Would you copy out the whole listing exactly as given?

— start Data supplied —

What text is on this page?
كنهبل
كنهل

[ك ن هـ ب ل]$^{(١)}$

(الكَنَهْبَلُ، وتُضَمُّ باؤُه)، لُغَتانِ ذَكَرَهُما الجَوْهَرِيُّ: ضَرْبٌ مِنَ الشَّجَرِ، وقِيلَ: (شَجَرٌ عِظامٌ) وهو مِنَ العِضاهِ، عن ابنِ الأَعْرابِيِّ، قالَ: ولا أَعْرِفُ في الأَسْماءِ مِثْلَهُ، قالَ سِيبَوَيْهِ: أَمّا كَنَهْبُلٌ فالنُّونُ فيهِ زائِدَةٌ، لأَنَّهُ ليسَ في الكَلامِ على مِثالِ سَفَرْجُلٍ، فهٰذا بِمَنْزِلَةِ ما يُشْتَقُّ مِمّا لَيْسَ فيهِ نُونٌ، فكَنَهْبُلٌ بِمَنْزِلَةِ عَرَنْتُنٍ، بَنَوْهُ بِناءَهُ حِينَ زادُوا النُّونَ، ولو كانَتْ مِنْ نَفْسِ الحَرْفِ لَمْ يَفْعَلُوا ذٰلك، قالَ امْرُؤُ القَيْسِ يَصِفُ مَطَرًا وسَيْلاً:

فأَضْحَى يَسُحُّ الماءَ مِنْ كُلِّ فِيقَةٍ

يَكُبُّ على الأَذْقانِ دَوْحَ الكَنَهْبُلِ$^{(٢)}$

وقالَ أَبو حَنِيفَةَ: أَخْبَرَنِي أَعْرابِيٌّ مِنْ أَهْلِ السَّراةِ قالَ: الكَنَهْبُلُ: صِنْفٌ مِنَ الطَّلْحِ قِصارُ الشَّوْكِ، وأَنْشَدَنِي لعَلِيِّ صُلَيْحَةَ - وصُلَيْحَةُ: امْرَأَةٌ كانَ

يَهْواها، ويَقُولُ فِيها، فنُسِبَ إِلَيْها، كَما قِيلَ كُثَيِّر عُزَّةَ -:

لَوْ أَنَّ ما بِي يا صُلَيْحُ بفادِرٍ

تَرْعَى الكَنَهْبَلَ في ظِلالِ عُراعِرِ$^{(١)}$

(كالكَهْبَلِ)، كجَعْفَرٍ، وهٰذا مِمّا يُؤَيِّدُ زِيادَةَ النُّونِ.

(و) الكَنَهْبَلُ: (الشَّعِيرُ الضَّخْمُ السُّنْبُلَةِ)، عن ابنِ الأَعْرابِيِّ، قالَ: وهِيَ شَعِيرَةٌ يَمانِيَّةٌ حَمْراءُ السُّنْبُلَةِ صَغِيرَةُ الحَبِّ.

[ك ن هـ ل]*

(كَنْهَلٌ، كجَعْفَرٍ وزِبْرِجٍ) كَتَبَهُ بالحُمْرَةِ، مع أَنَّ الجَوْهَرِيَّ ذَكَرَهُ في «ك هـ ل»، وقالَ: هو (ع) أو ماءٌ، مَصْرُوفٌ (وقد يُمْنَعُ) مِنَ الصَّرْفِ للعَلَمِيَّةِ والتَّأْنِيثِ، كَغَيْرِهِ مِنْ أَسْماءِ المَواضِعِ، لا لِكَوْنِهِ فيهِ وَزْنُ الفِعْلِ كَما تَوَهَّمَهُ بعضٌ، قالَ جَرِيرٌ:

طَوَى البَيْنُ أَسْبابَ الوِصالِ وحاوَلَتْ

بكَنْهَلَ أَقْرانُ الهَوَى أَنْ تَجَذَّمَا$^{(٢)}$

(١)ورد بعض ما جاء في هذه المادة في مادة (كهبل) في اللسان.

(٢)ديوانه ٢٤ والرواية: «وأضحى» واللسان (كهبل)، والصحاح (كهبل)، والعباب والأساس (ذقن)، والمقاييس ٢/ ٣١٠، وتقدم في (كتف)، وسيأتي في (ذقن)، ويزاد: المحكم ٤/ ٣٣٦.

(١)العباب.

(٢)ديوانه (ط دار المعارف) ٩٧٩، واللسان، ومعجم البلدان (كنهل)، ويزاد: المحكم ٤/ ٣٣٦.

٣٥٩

— end Data supplied —

- Result of the task -
What text is on this page?
كنهبل
كنهل

[ك ن هـ ب ل]$^{(١)}$

(الكَنَهْبَلُ، وتُضَمُّ باؤُه)، لُغَتانِ ذَكَرَهُما الجَوْهَرِيُّ: ضَرْبٌ مِنَ الشَّجَرِ، وقِيلَ: (شَجَرٌ عِظامٌ) وهو مِنَ العِضاهِ، عن ابنِ الأَعْرابِيِّ، قالَ: ولا أَعْرِفُ في الأَسْماءِ مِثْلَهُ، قالَ سِيبَوَيْهِ: أَمّا كَنَهْبُلٌ فالنُّونُ فيهِ زائِدَةٌ، لأَنَّهُ ليسَ في الكَلامِ على مِثالِ سَفَرْجُلٍ، فهٰذا بِمَنْزِلَةِ ما يُشْتَقُّ مِمّا لَيْسَ فيهِ نُونٌ، فكَنَهْبُلٌ بِمَنْزِلَةِ عَرَنْتُنٍ، بَنَوْهُ بِناءَهُ حِينَ زادُوا النُّونَ، ولو كانَتْ مِنْ نَفْسِ الحَرْفِ لَمْ يَفْعَلُوا ذٰلك، قالَ امْرُؤُ القَيْسِ يَصِفُ مَطَرًا وسَيْلاً:

فأَضْحَى يَسُحُّ الماءَ مِنْ كُلِّ فِيقَةٍ

يَكُبُّ على الأَذْقانِ دَوْحَ الكَنَهْبُلِ$^{(٢)}$

وقالَ أَبو حَنِيفَةَ: أَخْبَرَنِي أَعْرابِيٌّ مِنْ أَهْلِ السَّراةِ قالَ: الكَنَهْبُلُ: صِنْفٌ مِنَ الطَّلْحِ قِصارُ الشَّوْكِ، وأَنْشَدَنِي لعَلِيِّ صُلَيْحَةَ - وصُلَيْحَةُ: امْرَأَةٌ كانَ

يَهْواها، ويَقُولُ فِيها، فنُسِبَ إِلَيْها، كَما قِيلَ كُثَيِّر عُزَّةَ -:

لَوْ أَنَّ ما بِي يا صُلَيْحُ بفادِرٍ

تَرْعَى الكَنَهْبَلَ في ظِلالِ عُراعِرِ$^{(١)}$

(كالكَهْبَلِ)، كجَعْفَرٍ، وهٰذا مِمّا يُؤَيِّدُ زِيادَةَ النُّونِ.

(و) الكَنَهْبَلُ: (الشَّعِيرُ الضَّخْمُ السُّنْبُلَةِ)، عن ابنِ الأَعْرابِيِّ، قالَ: وهِيَ شَعِيرَةٌ يَمانِيَّةٌ حَمْراءُ السُّنْبُلَةِ صَغِيرَةُ الحَبِّ.

[ك ن هـ ل]*

(كَنْهَلٌ، كجَعْفَرٍ وزِبْرِجٍ) كَتَبَهُ بالحُمْرَةِ، مع أَنَّ الجَوْهَرِيَّ ذَكَرَهُ في «ك هـ ل»، وقالَ: هو (ع) أو ماءٌ، مَصْرُوفٌ (وقد يُمْنَعُ) مِنَ الصَّرْفِ للعَلَمِيَّةِ والتَّأْنِيثِ، كَغَيْرِهِ مِنْ أَسْماءِ المَواضِعِ، لا لِكَوْنِهِ فيهِ وَزْنُ الفِعْلِ كَما تَوَهَّمَهُ بعضٌ، قالَ جَرِيرٌ:

طَوَى البَيْنُ أَسْبابَ الوِصالِ وحاوَلَتْ

بكَنْهَلَ أَقْرانُ الهَوَى أَنْ تَجَذَّمَا$^{(٢)}$

(١)ورد بعض ما جاء في هذه المادة في مادة (كهبل) في اللسان.

(٢)ديوانه ٢٤ والرواية: «وأضحى» واللسان (كهبل)، والصحاح (كهبل)، والعباب والأساس (ذقن)، والمقاييس ٢/ ٣١٠، وتقدم في (كتف)، وسيأتي في (ذقن)، ويزاد: المحكم ٤/ ٣٣٦.

(١)العباب.

(٢)ديوانه (ط دار المعارف) ٩٧٩، واللسان، ومعجم البلدان (كنهل)، ويزاد: المحكم ٤/ ٣٣٦.

٣٥٩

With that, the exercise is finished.